Brief -> Write out every entry, unchanged. Skip any picture.
━━━━━━
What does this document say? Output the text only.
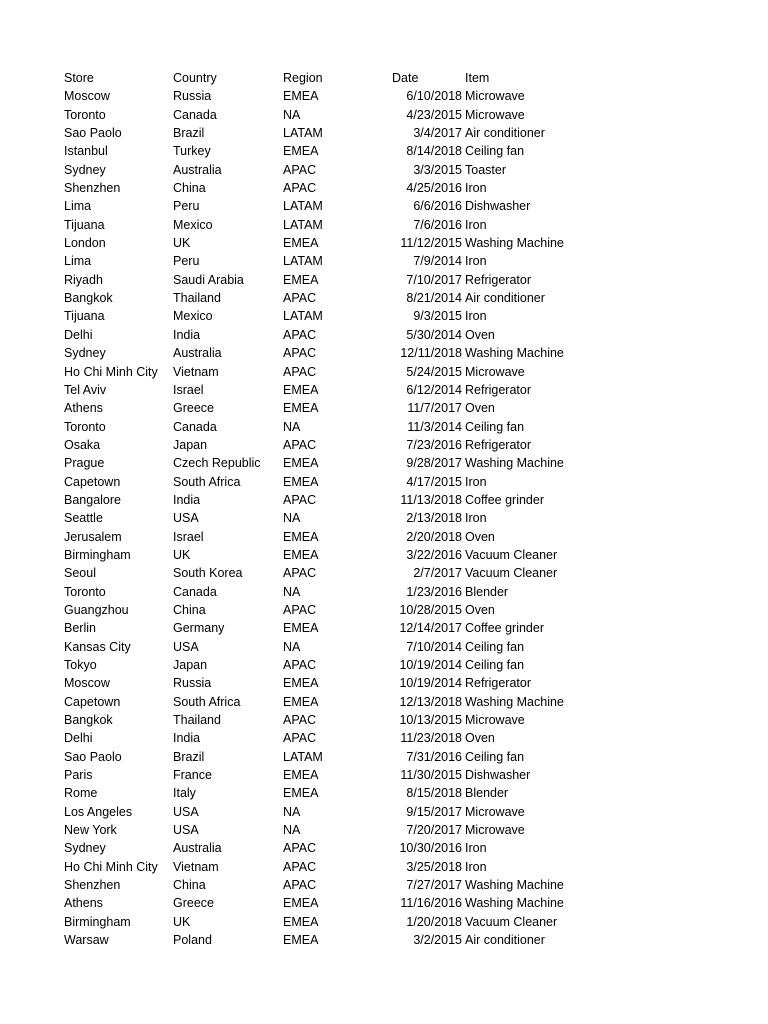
Store	Country	Region	Date	Item
Moscow	Russia	EMEA	6/10/2018 Microwave
Toronto	Canada	NA	4/23/2015 Microwave
Sao Paolo	Brazil	LATAM	3/4/2017 Air conditioner
Istanbul	Turkey	EMEA	8/14/2018 Ceiling fan
Sydney	Australia	APAC	3/3/2015 Toaster
Shenzhen	China	APAC	4/25/2016 Iron
Lima	Peru	LATAM	6/6/2016 Dishwasher
Tijuana	Mexico	LATAM	7/6/2016 Iron
London	UK	EMEA	11/12/2015 Washing Machine
Lima	Peru	LATAM	7/9/2014 Iron
Riyadh	Saudi Arabia	EMEA	7/10/2017 Refrigerator
Bangkok	Thailand	APAC	8/21/2014 Air conditioner
Tijuana	Mexico	LATAM	9/3/2015 Iron
Delhi	India	APAC	5/30/2014 Oven
Sydney	Australia	APAC	12/11/2018 Washing Machine
Ho Chi Minh City Vietnam	APAC	5/24/2015 Microwave
Tel Aviv	Israel	EMEA	6/12/2014 Refrigerator
Athens	Greece	EMEA	11/7/2017 Oven
Toronto	Canada	NA	11/3/2014 Ceiling fan
Osaka	Japan	APAC	7/23/2016 Refrigerator
Prague	Czech Republic EMEA	9/28/2017 Washing Machine
Capetown	South Africa	EMEA	4/17/2015 Iron
Bangalore	India	APAC	11/13/2018 Coffee grinder
Seattle	USA	NA	2/13/2018 Iron
Jerusalem	Israel	EMEA	2/20/2018 Oven
Birmingham	UK	EMEA	3/22/2016 Vacuum Cleaner
Seoul	South Korea	APAC	2/7/2017 Vacuum Cleaner
Toronto	Canada	NA	1/23/2016 Blender
Guangzhou	China	APAC	10/28/2015 Oven
Berlin	Germany	EMEA	12/14/2017 Coffee grinder
Kansas City	USA	NA	7/10/2014 Ceiling fan
Tokyo	Japan	APAC	10/19/2014 Ceiling fan
Moscow	Russia	EMEA	10/19/2014 Refrigerator
Capetown	South Africa	EMEA	12/13/2018 Washing Machine
Bangkok	Thailand	APAC	10/13/2015 Microwave
Delhi	India	APAC	11/23/2018 Oven
Sao Paolo	Brazil	LATAM	7/31/2016 Ceiling fan
Paris	France	EMEA	11/30/2015 Dishwasher
Rome	Italy	EMEA	8/15/2018 Blender
Los Angeles	USA	NA	9/15/2017 Microwave
New York	USA	NA	7/20/2017 Microwave
Sydney	Australia	APAC	10/30/2016 Iron
Ho Chi Minh City Vietnam	APAC	3/25/2018 Iron
Shenzhen	China	APAC	7/27/2017 Washing Machine
Athens	Greece	EMEA	11/16/2016 Washing Machine
Birmingham	UK	EMEA	1/20/2018 Vacuum Cleaner
Warsaw	Poland	EMEA	3/2/2015 Air conditioner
━━━━━━
Exercise response ->
What does this document say? Output the text only.
Store	Country	Region	Date	Item
Moscow	Russia	EMEA	6/10/2018 Microwave
Toronto	Canada	NA	4/23/2015 Microwave
Sao Paolo	Brazil	LATAM	3/4/2017 Air conditioner
Istanbul	Turkey	EMEA	8/14/2018 Ceiling fan
Sydney	Australia	APAC	3/3/2015 Toaster
Shenzhen	China	APAC	4/25/2016 Iron
Lima	Peru	LATAM	6/6/2016 Dishwasher
Tijuana	Mexico	LATAM	7/6/2016 Iron
London	UK	EMEA	11/12/2015 Washing Machine
Lima	Peru	LATAM	7/9/2014 Iron
Riyadh	Saudi Arabia	EMEA	7/10/2017 Refrigerator
Bangkok	Thailand	APAC	8/21/2014 Air conditioner
Tijuana	Mexico	LATAM	9/3/2015 Iron
Delhi	India	APAC	5/30/2014 Oven
Sydney	Australia	APAC	12/11/2018 Washing Machine
Ho Chi Minh City Vietnam	APAC	5/24/2015 Microwave
Tel Aviv	Israel	EMEA	6/12/2014 Refrigerator
Athens	Greece	EMEA	11/7/2017 Oven
Toronto	Canada	NA	11/3/2014 Ceiling fan
Osaka	Japan	APAC	7/23/2016 Refrigerator
Prague	Czech Republic EMEA	9/28/2017 Washing Machine
Capetown	South Africa	EMEA	4/17/2015 Iron
Bangalore	India	APAC	11/13/2018 Coffee grinder
Seattle	USA	NA	2/13/2018 Iron
Jerusalem	Israel	EMEA	2/20/2018 Oven
Birmingham	UK	EMEA	3/22/2016 Vacuum Cleaner
Seoul	South Korea	APAC	2/7/2017 Vacuum Cleaner
Toronto	Canada	NA	1/23/2016 Blender
Guangzhou	China	APAC	10/28/2015 Oven
Berlin	Germany	EMEA	12/14/2017 Coffee grinder
Kansas City	USA	NA	7/10/2014 Ceiling fan
Tokyo	Japan	APAC	10/19/2014 Ceiling fan
Moscow	Russia	EMEA	10/19/2014 Refrigerator
Capetown	South Africa	EMEA	12/13/2018 Washing Machine
Bangkok	Thailand	APAC	10/13/2015 Microwave
Delhi	India	APAC	11/23/2018 Oven
Sao Paolo	Brazil	LATAM	7/31/2016 Ceiling fan
Paris	France	EMEA	11/30/2015 Dishwasher
Rome	Italy	EMEA	8/15/2018 Blender
Los Angeles	USA	NA	9/15/2017 Microwave
New York	USA	NA	7/20/2017 Microwave
Sydney	Australia	APAC	10/30/2016 Iron
Ho Chi Minh City Vietnam	APAC	3/25/2018 Iron
Shenzhen	China	APAC	7/27/2017 Washing Machine
Athens	Greece	EMEA	11/16/2016 Washing Machine
Birmingham	UK	EMEA	1/20/2018 Vacuum Cleaner
Warsaw	Poland	EMEA	3/2/2015 Air conditioner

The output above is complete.